**WRITTEN REQUEST**
Omit every picture and write out the rest of the records exactly.

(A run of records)
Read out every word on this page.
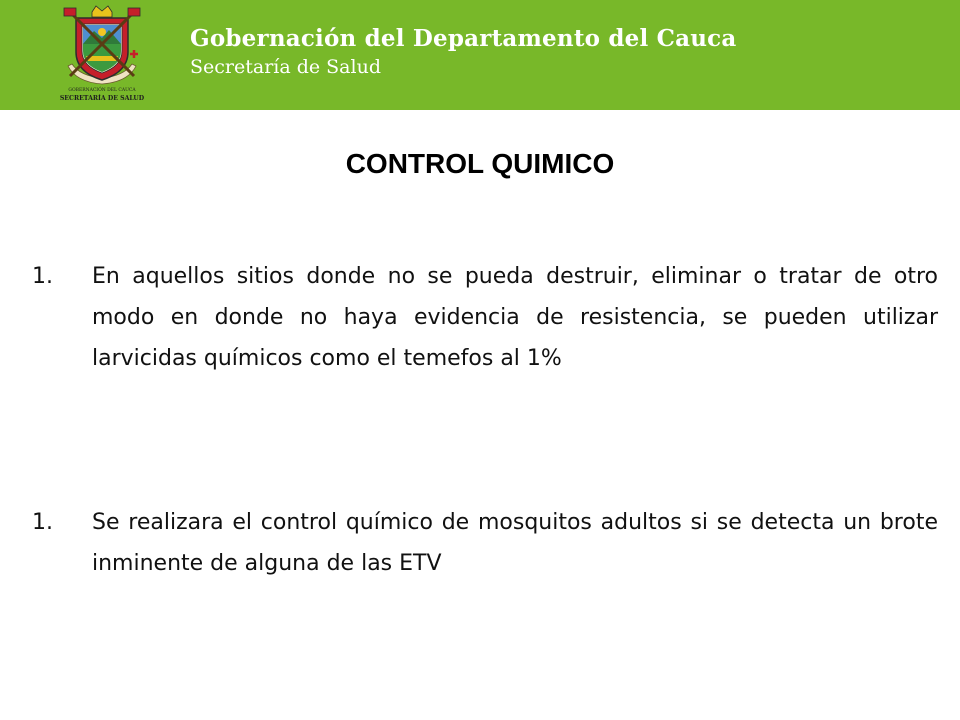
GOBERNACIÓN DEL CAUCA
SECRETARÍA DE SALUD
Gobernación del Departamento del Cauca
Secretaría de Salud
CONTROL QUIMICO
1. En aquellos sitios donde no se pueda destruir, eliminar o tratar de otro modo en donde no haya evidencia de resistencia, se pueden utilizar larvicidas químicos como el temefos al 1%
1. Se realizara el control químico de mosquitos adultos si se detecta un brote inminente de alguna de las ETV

**COMPLETE ANSWER**
Read out every word on this page.
GOBERNACIÓN DEL CAUCA
SECRETARÍA DE SALUD
Gobernación del Departamento del Cauca
Secretaría de Salud
CONTROL QUIMICO
1. En aquellos sitios donde no se pueda destruir, eliminar o tratar de otro modo en donde no haya evidencia de resistencia, se pueden utilizar larvicidas químicos como el temefos al 1%
1. Se realizara el control químico de mosquitos adultos si se detecta un brote inminente de alguna de las ETV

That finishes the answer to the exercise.